To do
Reproduce every entry exactly and leave its pictures out.
----- Entries -----
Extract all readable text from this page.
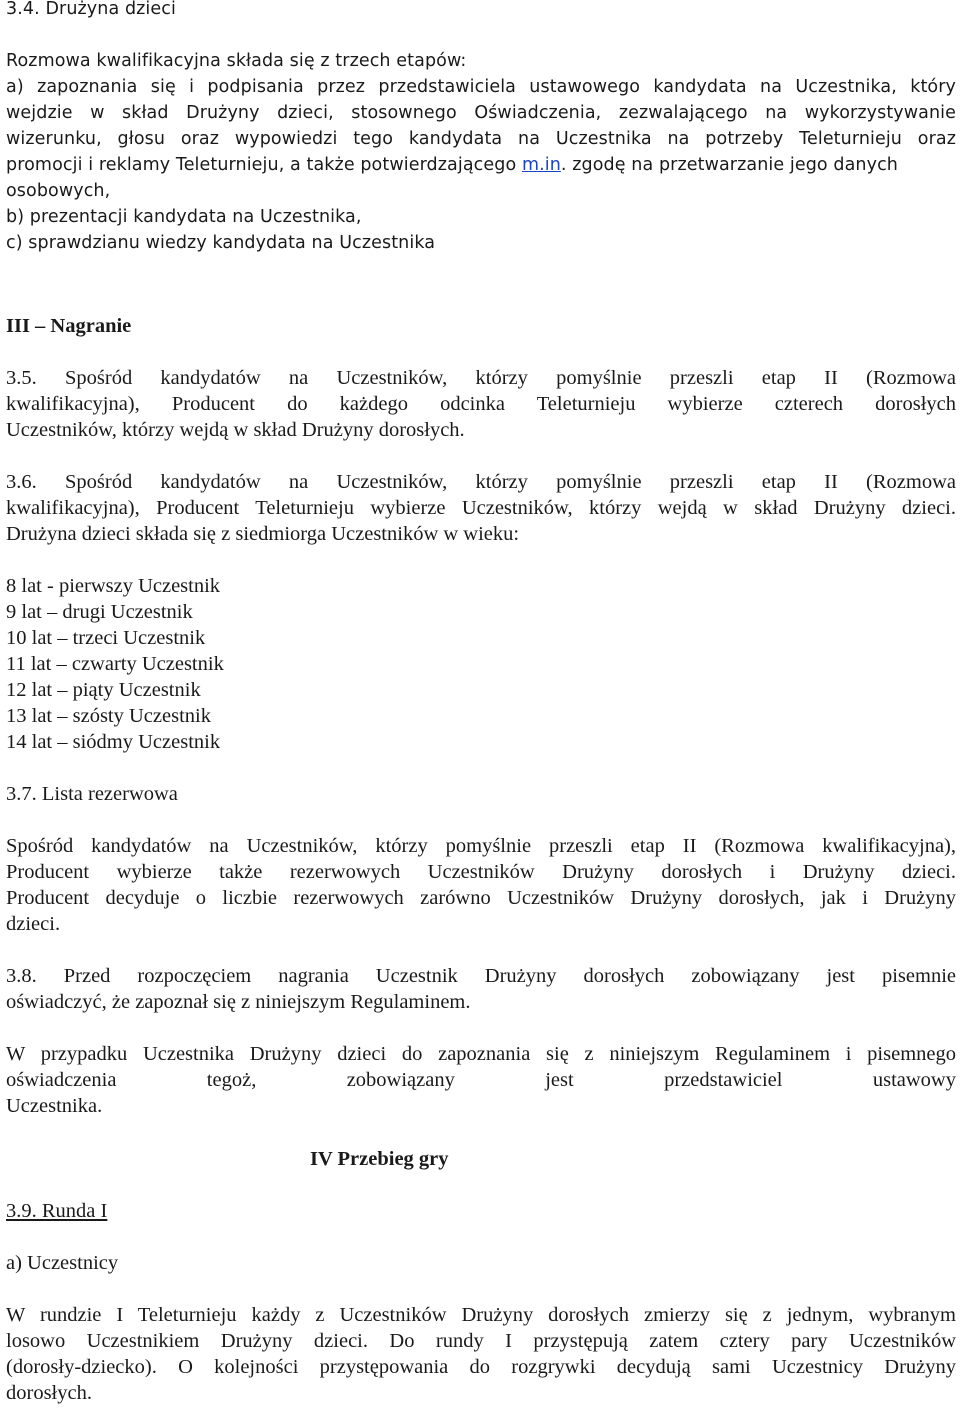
3.4. Drużyna dzieci
Rozmowa kwalifikacyjna składa się z trzech etapów:
a) zapoznania się i podpisania przez przedstawiciela ustawowego kandydata na Uczestnika, który
wejdzie w skład Drużyny dzieci, stosownego Oświadczenia, zezwalającego na wykorzystywanie
wizerunku, głosu oraz wypowiedzi tego kandydata na Uczestnika na potrzeby Teleturnieju oraz
promocji i reklamy Teleturnieju, a także potwierdzającego m.in. zgodę na przetwarzanie jego danych
osobowych,
b) prezentacji kandydata na Uczestnika,
c) sprawdzianu wiedzy kandydata na Uczestnika
III – Nagranie
3.5. Spośród kandydatów na Uczestników, którzy pomyślnie przeszli etap II (Rozmowa
kwalifikacyjna), Producent do każdego odcinka Teleturnieju wybierze czterech dorosłych
Uczestników, którzy wejdą w skład Drużyny dorosłych.
3.6. Spośród kandydatów na Uczestników, którzy pomyślnie przeszli etap II (Rozmowa
kwalifikacyjna), Producent Teleturnieju wybierze Uczestników, którzy wejdą w skład Drużyny dzieci.
Drużyna dzieci składa się z siedmiorga Uczestników w wieku:
8 lat - pierwszy Uczestnik
9 lat – drugi Uczestnik
10 lat – trzeci Uczestnik
11 lat – czwarty Uczestnik
12 lat – piąty Uczestnik
13 lat – szósty Uczestnik
14 lat – siódmy Uczestnik
3.7. Lista rezerwowa
Spośród kandydatów na Uczestników, którzy pomyślnie przeszli etap II (Rozmowa kwalifikacyjna),
Producent wybierze także rezerwowych Uczestników Drużyny dorosłych i Drużyny dzieci.
Producent decyduje o liczbie rezerwowych zarówno Uczestników Drużyny dorosłych, jak i Drużyny
dzieci.
3.8. Przed rozpoczęciem nagrania Uczestnik Drużyny dorosłych zobowiązany jest pisemnie
oświadczyć, że zapoznał się z niniejszym Regulaminem.
W przypadku Uczestnika Drużyny dzieci do zapoznania się z niniejszym Regulaminem i pisemnego
oświadczenia tegoż, zobowiązany jest przedstawiciel ustawowy
Uczestnika.
IV Przebieg gry
3.9. Runda I
a) Uczestnicy
W rundzie I Teleturnieju każdy z Uczestników Drużyny dorosłych zmierzy się z jednym, wybranym
losowo Uczestnikiem Drużyny dzieci. Do rundy I przystępują zatem cztery pary Uczestników
(dorosły-dziecko). O kolejności przystępowania do rozgrywki decydują sami Uczestnicy Drużyny
dorosłych.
-----
Solution
Extract all readable text from this page.
3.4. Drużyna dzieci
Rozmowa kwalifikacyjna składa się z trzech etapów:
a) zapoznania się i podpisania przez przedstawiciela ustawowego kandydata na Uczestnika, który
wejdzie w skład Drużyny dzieci, stosownego Oświadczenia, zezwalającego na wykorzystywanie
wizerunku, głosu oraz wypowiedzi tego kandydata na Uczestnika na potrzeby Teleturnieju oraz
promocji i reklamy Teleturnieju, a także potwierdzającego m.in. zgodę na przetwarzanie jego danych
osobowych,
b) prezentacji kandydata na Uczestnika,
c) sprawdzianu wiedzy kandydata na Uczestnika
III – Nagranie
3.5. Spośród kandydatów na Uczestników, którzy pomyślnie przeszli etap II (Rozmowa
kwalifikacyjna), Producent do każdego odcinka Teleturnieju wybierze czterech dorosłych
Uczestników, którzy wejdą w skład Drużyny dorosłych.
3.6. Spośród kandydatów na Uczestników, którzy pomyślnie przeszli etap II (Rozmowa
kwalifikacyjna), Producent Teleturnieju wybierze Uczestników, którzy wejdą w skład Drużyny dzieci.
Drużyna dzieci składa się z siedmiorga Uczestników w wieku:
8 lat - pierwszy Uczestnik
9 lat – drugi Uczestnik
10 lat – trzeci Uczestnik
11 lat – czwarty Uczestnik
12 lat – piąty Uczestnik
13 lat – szósty Uczestnik
14 lat – siódmy Uczestnik
3.7. Lista rezerwowa
Spośród kandydatów na Uczestników, którzy pomyślnie przeszli etap II (Rozmowa kwalifikacyjna),
Producent wybierze także rezerwowych Uczestników Drużyny dorosłych i Drużyny dzieci.
Producent decyduje o liczbie rezerwowych zarówno Uczestników Drużyny dorosłych, jak i Drużyny
dzieci.
3.8. Przed rozpoczęciem nagrania Uczestnik Drużyny dorosłych zobowiązany jest pisemnie
oświadczyć, że zapoznał się z niniejszym Regulaminem.
W przypadku Uczestnika Drużyny dzieci do zapoznania się z niniejszym Regulaminem i pisemnego
oświadczenia tegoż, zobowiązany jest przedstawiciel ustawowy
Uczestnika.
IV Przebieg gry
3.9. Runda I
a) Uczestnicy
W rundzie I Teleturnieju każdy z Uczestników Drużyny dorosłych zmierzy się z jednym, wybranym
losowo Uczestnikiem Drużyny dzieci. Do rundy I przystępują zatem cztery pary Uczestników
(dorosły-dziecko). O kolejności przystępowania do rozgrywki decydują sami Uczestnicy Drużyny
dorosłych.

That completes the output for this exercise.